◆ **Exercise objective**: Repeat the listing in full, exactly as it stands.

◆ **Supplied information**:
== == ==

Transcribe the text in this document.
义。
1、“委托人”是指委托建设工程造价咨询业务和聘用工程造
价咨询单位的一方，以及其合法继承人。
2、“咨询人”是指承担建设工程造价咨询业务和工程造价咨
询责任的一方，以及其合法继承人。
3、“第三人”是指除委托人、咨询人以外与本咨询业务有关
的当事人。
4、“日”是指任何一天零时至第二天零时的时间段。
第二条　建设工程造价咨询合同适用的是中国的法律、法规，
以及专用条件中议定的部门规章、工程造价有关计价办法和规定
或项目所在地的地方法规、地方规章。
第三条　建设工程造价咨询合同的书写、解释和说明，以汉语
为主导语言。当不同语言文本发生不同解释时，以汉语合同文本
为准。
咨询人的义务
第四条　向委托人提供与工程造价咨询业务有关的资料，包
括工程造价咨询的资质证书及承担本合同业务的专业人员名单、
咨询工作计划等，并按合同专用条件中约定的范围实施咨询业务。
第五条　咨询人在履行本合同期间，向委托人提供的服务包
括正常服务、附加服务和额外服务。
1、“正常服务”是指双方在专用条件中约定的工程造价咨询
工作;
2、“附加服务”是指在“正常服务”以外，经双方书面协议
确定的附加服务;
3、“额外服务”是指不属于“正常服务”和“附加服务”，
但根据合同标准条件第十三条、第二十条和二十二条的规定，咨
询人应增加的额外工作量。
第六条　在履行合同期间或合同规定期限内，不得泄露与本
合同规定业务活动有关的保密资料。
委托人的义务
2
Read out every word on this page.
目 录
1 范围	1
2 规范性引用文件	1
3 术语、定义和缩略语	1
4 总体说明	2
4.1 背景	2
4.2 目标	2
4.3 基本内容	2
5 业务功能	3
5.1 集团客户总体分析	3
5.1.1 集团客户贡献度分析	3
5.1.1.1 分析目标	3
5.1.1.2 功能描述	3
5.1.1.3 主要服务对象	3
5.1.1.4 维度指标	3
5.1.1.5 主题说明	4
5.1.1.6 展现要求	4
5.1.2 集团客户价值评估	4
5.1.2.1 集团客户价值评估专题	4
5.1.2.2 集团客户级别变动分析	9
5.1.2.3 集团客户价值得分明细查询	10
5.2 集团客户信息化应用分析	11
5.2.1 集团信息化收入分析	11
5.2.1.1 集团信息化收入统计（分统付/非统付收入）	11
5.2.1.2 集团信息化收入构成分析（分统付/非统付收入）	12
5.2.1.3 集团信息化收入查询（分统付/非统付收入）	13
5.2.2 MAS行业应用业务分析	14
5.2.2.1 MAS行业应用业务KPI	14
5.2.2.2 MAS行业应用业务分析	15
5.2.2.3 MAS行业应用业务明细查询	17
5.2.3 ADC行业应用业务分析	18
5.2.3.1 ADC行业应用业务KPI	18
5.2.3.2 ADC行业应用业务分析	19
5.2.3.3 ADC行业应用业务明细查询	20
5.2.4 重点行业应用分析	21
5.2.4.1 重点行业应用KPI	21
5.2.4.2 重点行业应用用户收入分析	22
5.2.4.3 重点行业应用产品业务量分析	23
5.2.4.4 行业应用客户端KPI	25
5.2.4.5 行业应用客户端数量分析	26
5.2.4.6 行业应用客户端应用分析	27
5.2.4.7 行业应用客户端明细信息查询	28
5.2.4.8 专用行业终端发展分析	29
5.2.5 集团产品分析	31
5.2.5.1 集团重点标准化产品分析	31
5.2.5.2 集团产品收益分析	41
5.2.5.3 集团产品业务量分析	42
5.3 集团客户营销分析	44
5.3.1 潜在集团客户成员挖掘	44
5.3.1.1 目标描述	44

== == ==

◆ **Output for this task**:
Transcribe the text in this document.
义。
1、“委托人”是指委托建设工程造价咨询业务和聘用工程造
价咨询单位的一方，以及其合法继承人。
2、“咨询人”是指承担建设工程造价咨询业务和工程造价咨
询责任的一方，以及其合法继承人。
3、“第三人”是指除委托人、咨询人以外与本咨询业务有关
的当事人。
4、“日”是指任何一天零时至第二天零时的时间段。
第二条　建设工程造价咨询合同适用的是中国的法律、法规，
以及专用条件中议定的部门规章、工程造价有关计价办法和规定
或项目所在地的地方法规、地方规章。
第三条　建设工程造价咨询合同的书写、解释和说明，以汉语
为主导语言。当不同语言文本发生不同解释时，以汉语合同文本
为准。
咨询人的义务
第四条　向委托人提供与工程造价咨询业务有关的资料，包
括工程造价咨询的资质证书及承担本合同业务的专业人员名单、
咨询工作计划等，并按合同专用条件中约定的范围实施咨询业务。
第五条　咨询人在履行本合同期间，向委托人提供的服务包
括正常服务、附加服务和额外服务。
1、“正常服务”是指双方在专用条件中约定的工程造价咨询
工作;
2、“附加服务”是指在“正常服务”以外，经双方书面协议
确定的附加服务;
3、“额外服务”是指不属于“正常服务”和“附加服务”，
但根据合同标准条件第十三条、第二十条和二十二条的规定，咨
询人应增加的额外工作量。
第六条　在履行合同期间或合同规定期限内，不得泄露与本
合同规定业务活动有关的保密资料。
委托人的义务
2
Read out every word on this page.
目 录
1 范围	1
2 规范性引用文件	1
3 术语、定义和缩略语	1
4 总体说明	2
4.1 背景	2
4.2 目标	2
4.3 基本内容	2
5 业务功能	3
5.1 集团客户总体分析	3
5.1.1 集团客户贡献度分析	3
5.1.1.1 分析目标	3
5.1.1.2 功能描述	3
5.1.1.3 主要服务对象	3
5.1.1.4 维度指标	3
5.1.1.5 主题说明	4
5.1.1.6 展现要求	4
5.1.2 集团客户价值评估	4
5.1.2.1 集团客户价值评估专题	4
5.1.2.2 集团客户级别变动分析	9
5.1.2.3 集团客户价值得分明细查询	10
5.2 集团客户信息化应用分析	11
5.2.1 集团信息化收入分析	11
5.2.1.1 集团信息化收入统计（分统付/非统付收入）	11
5.2.1.2 集团信息化收入构成分析（分统付/非统付收入）	12
5.2.1.3 集团信息化收入查询（分统付/非统付收入）	13
5.2.2 MAS行业应用业务分析	14
5.2.2.1 MAS行业应用业务KPI	14
5.2.2.2 MAS行业应用业务分析	15
5.2.2.3 MAS行业应用业务明细查询	17
5.2.3 ADC行业应用业务分析	18
5.2.3.1 ADC行业应用业务KPI	18
5.2.3.2 ADC行业应用业务分析	19
5.2.3.3 ADC行业应用业务明细查询	20
5.2.4 重点行业应用分析	21
5.2.4.1 重点行业应用KPI	21
5.2.4.2 重点行业应用用户收入分析	22
5.2.4.3 重点行业应用产品业务量分析	23
5.2.4.4 行业应用客户端KPI	25
5.2.4.5 行业应用客户端数量分析	26
5.2.4.6 行业应用客户端应用分析	27
5.2.4.7 行业应用客户端明细信息查询	28
5.2.4.8 专用行业终端发展分析	29
5.2.5 集团产品分析	31
5.2.5.1 集团重点标准化产品分析	31
5.2.5.2 集团产品收益分析	41
5.2.5.3 集团产品业务量分析	42
5.3 集团客户营销分析	44
5.3.1 潜在集团客户成员挖掘	44
5.3.1.1 目标描述	44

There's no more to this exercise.